Task instructions: Reproduce the material in full, exactly as written.

(Stored data entries)
########################################

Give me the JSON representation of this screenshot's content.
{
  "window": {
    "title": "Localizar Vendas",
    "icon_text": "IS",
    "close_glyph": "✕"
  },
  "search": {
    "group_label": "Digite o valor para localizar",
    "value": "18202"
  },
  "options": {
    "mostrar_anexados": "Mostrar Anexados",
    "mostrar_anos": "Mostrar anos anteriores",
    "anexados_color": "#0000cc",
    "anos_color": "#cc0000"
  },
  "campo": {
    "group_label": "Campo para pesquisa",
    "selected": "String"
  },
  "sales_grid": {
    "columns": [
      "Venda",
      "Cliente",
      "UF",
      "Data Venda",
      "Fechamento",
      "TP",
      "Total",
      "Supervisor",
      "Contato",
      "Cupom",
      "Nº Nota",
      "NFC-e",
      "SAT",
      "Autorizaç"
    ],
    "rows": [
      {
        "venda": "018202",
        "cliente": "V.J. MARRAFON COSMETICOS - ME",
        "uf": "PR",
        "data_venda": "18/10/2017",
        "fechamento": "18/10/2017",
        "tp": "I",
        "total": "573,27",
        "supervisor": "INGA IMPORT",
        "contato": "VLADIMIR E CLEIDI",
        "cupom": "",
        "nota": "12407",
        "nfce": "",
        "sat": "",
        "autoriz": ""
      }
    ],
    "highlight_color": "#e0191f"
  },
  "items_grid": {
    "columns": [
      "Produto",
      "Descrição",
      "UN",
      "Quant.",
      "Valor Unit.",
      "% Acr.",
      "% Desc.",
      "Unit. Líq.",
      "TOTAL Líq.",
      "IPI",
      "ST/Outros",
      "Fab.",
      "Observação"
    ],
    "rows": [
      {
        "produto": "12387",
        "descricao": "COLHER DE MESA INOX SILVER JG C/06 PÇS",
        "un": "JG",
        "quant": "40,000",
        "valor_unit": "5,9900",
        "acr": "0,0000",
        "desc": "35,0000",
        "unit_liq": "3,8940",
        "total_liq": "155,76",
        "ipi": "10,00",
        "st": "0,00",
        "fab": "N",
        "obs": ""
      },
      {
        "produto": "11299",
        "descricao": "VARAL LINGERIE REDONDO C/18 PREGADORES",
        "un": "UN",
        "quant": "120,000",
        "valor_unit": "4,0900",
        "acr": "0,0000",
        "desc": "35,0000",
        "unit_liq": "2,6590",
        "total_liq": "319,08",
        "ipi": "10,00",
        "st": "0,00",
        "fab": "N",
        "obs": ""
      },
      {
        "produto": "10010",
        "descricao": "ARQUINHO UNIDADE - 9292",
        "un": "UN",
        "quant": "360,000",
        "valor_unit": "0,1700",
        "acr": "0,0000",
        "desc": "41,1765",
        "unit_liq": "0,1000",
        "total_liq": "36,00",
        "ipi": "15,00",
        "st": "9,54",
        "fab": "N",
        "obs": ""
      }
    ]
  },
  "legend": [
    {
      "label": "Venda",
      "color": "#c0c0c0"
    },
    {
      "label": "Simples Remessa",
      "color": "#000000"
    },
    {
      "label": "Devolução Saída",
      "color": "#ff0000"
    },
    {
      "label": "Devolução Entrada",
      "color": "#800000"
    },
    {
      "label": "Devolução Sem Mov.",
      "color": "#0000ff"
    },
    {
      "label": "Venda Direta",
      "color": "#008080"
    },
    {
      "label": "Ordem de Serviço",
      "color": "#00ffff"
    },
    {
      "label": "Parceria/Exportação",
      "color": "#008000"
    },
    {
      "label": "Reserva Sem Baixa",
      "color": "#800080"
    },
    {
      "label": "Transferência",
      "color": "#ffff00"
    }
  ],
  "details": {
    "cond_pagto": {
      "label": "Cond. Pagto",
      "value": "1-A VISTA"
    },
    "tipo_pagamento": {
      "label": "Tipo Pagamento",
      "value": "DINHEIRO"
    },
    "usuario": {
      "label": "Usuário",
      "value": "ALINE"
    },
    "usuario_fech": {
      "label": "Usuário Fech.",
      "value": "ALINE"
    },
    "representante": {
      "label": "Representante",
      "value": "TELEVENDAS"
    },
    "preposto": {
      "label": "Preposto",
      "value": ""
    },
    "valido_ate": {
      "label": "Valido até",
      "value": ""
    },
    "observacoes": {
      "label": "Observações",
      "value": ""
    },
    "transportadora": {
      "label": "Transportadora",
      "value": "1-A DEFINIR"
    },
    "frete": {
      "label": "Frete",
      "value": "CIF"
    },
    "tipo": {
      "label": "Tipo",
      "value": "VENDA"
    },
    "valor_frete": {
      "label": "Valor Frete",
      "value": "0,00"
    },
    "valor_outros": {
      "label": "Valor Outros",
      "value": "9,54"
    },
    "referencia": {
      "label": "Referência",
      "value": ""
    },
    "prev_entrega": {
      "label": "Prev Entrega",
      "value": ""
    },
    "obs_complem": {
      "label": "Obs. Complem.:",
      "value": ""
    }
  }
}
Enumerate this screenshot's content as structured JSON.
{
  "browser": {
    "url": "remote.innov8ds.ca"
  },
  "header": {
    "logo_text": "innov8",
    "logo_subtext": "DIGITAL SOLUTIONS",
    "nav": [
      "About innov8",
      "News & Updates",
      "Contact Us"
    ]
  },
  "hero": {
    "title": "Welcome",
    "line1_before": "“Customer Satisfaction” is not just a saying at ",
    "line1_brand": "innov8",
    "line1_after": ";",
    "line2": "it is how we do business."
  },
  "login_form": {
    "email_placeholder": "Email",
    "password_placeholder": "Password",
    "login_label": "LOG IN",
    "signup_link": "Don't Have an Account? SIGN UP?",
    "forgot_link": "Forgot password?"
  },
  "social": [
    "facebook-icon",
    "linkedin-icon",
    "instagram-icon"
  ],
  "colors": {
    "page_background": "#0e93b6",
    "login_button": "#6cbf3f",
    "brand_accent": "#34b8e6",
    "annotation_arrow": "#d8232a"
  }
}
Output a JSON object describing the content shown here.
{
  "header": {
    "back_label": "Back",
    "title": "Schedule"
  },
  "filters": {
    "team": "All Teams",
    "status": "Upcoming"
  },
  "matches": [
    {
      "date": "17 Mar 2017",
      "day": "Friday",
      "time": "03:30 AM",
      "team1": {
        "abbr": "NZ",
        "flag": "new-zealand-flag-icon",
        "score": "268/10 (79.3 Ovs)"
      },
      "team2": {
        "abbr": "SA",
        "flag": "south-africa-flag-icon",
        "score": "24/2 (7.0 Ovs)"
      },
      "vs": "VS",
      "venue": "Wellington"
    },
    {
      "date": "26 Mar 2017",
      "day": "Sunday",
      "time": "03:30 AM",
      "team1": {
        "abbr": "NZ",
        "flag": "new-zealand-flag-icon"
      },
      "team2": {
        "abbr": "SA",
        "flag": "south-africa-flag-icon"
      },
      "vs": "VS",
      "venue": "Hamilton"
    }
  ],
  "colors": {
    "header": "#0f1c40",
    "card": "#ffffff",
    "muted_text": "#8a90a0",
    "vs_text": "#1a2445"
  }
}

########################################

The result:
Give me the JSON representation of this screenshot's content.
{
  "window": {
    "title": "Localizar Vendas",
    "icon_text": "IS",
    "close_glyph": "✕"
  },
  "search": {
    "group_label": "Digite o valor para localizar",
    "value": "18202"
  },
  "options": {
    "mostrar_anexados": "Mostrar Anexados",
    "mostrar_anos": "Mostrar anos anteriores",
    "anexados_color": "#0000cc",
    "anos_color": "#cc0000"
  },
  "campo": {
    "group_label": "Campo para pesquisa",
    "selected": "String"
  },
  "sales_grid": {
    "columns": [
      "Venda",
      "Cliente",
      "UF",
      "Data Venda",
      "Fechamento",
      "TP",
      "Total",
      "Supervisor",
      "Contato",
      "Cupom",
      "Nº Nota",
      "NFC-e",
      "SAT",
      "Autorizaç"
    ],
    "rows": [
      {
        "venda": "018202",
        "cliente": "V.J. MARRAFON COSMETICOS - ME",
        "uf": "PR",
        "data_venda": "18/10/2017",
        "fechamento": "18/10/2017",
        "tp": "I",
        "total": "573,27",
        "supervisor": "INGA IMPORT",
        "contato": "VLADIMIR E CLEIDI",
        "cupom": "",
        "nota": "12407",
        "nfce": "",
        "sat": "",
        "autoriz": ""
      }
    ],
    "highlight_color": "#e0191f"
  },
  "items_grid": {
    "columns": [
      "Produto",
      "Descrição",
      "UN",
      "Quant.",
      "Valor Unit.",
      "% Acr.",
      "% Desc.",
      "Unit. Líq.",
      "TOTAL Líq.",
      "IPI",
      "ST/Outros",
      "Fab.",
      "Observação"
    ],
    "rows": [
      {
        "produto": "12387",
        "descricao": "COLHER DE MESA INOX SILVER JG C/06 PÇS",
        "un": "JG",
        "quant": "40,000",
        "valor_unit": "5,9900",
        "acr": "0,0000",
        "desc": "35,0000",
        "unit_liq": "3,8940",
        "total_liq": "155,76",
        "ipi": "10,00",
        "st": "0,00",
        "fab": "N",
        "obs": ""
      },
      {
        "produto": "11299",
        "descricao": "VARAL LINGERIE REDONDO C/18 PREGADORES",
        "un": "UN",
        "quant": "120,000",
        "valor_unit": "4,0900",
        "acr": "0,0000",
        "desc": "35,0000",
        "unit_liq": "2,6590",
        "total_liq": "319,08",
        "ipi": "10,00",
        "st": "0,00",
        "fab": "N",
        "obs": ""
      },
      {
        "produto": "10010",
        "descricao": "ARQUINHO UNIDADE - 9292",
        "un": "UN",
        "quant": "360,000",
        "valor_unit": "0,1700",
        "acr": "0,0000",
        "desc": "41,1765",
        "unit_liq": "0,1000",
        "total_liq": "36,00",
        "ipi": "15,00",
        "st": "9,54",
        "fab": "N",
        "obs": ""
      }
    ]
  },
  "legend": [
    {
      "label": "Venda",
      "color": "#c0c0c0"
    },
    {
      "label": "Simples Remessa",
      "color": "#000000"
    },
    {
      "label": "Devolução Saída",
      "color": "#ff0000"
    },
    {
      "label": "Devolução Entrada",
      "color": "#800000"
    },
    {
      "label": "Devolução Sem Mov.",
      "color": "#0000ff"
    },
    {
      "label": "Venda Direta",
      "color": "#008080"
    },
    {
      "label": "Ordem de Serviço",
      "color": "#00ffff"
    },
    {
      "label": "Parceria/Exportação",
      "color": "#008000"
    },
    {
      "label": "Reserva Sem Baixa",
      "color": "#800080"
    },
    {
      "label": "Transferência",
      "color": "#ffff00"
    }
  ],
  "details": {
    "cond_pagto": {
      "label": "Cond. Pagto",
      "value": "1-A VISTA"
    },
    "tipo_pagamento": {
      "label": "Tipo Pagamento",
      "value": "DINHEIRO"
    },
    "usuario": {
      "label": "Usuário",
      "value": "ALINE"
    },
    "usuario_fech": {
      "label": "Usuário Fech.",
      "value": "ALINE"
    },
    "representante": {
      "label": "Representante",
      "value": "TELEVENDAS"
    },
    "preposto": {
      "label": "Preposto",
      "value": ""
    },
    "valido_ate": {
      "label": "Valido até",
      "value": ""
    },
    "observacoes": {
      "label": "Observações",
      "value": ""
    },
    "transportadora": {
      "label": "Transportadora",
      "value": "1-A DEFINIR"
    },
    "frete": {
      "label": "Frete",
      "value": "CIF"
    },
    "tipo": {
      "label": "Tipo",
      "value": "VENDA"
    },
    "valor_frete": {
      "label": "Valor Frete",
      "value": "0,00"
    },
    "valor_outros": {
      "label": "Valor Outros",
      "value": "9,54"
    },
    "referencia": {
      "label": "Referência",
      "value": ""
    },
    "prev_entrega": {
      "label": "Prev Entrega",
      "value": ""
    },
    "obs_complem": {
      "label": "Obs. Complem.:",
      "value": ""
    }
  }
}
Enumerate this screenshot's content as structured JSON.
{
  "browser": {
    "url": "remote.innov8ds.ca"
  },
  "header": {
    "logo_text": "innov8",
    "logo_subtext": "DIGITAL SOLUTIONS",
    "nav": [
      "About innov8",
      "News & Updates",
      "Contact Us"
    ]
  },
  "hero": {
    "title": "Welcome",
    "line1_before": "“Customer Satisfaction” is not just a saying at ",
    "line1_brand": "innov8",
    "line1_after": ";",
    "line2": "it is how we do business."
  },
  "login_form": {
    "email_placeholder": "Email",
    "password_placeholder": "Password",
    "login_label": "LOG IN",
    "signup_link": "Don't Have an Account? SIGN UP?",
    "forgot_link": "Forgot password?"
  },
  "social": [
    "facebook-icon",
    "linkedin-icon",
    "instagram-icon"
  ],
  "colors": {
    "page_background": "#0e93b6",
    "login_button": "#6cbf3f",
    "brand_accent": "#34b8e6",
    "annotation_arrow": "#d8232a"
  }
}
Output a JSON object describing the content shown here.
{
  "header": {
    "back_label": "Back",
    "title": "Schedule"
  },
  "filters": {
    "team": "All Teams",
    "status": "Upcoming"
  },
  "matches": [
    {
      "date": "17 Mar 2017",
      "day": "Friday",
      "time": "03:30 AM",
      "team1": {
        "abbr": "NZ",
        "flag": "new-zealand-flag-icon",
        "score": "268/10 (79.3 Ovs)"
      },
      "team2": {
        "abbr": "SA",
        "flag": "south-africa-flag-icon",
        "score": "24/2 (7.0 Ovs)"
      },
      "vs": "VS",
      "venue": "Wellington"
    },
    {
      "date": "26 Mar 2017",
      "day": "Sunday",
      "time": "03:30 AM",
      "team1": {
        "abbr": "NZ",
        "flag": "new-zealand-flag-icon"
      },
      "team2": {
        "abbr": "SA",
        "flag": "south-africa-flag-icon"
      },
      "vs": "VS",
      "venue": "Hamilton"
    }
  ],
  "colors": {
    "header": "#0f1c40",
    "card": "#ffffff",
    "muted_text": "#8a90a0",
    "vs_text": "#1a2445"
  }
}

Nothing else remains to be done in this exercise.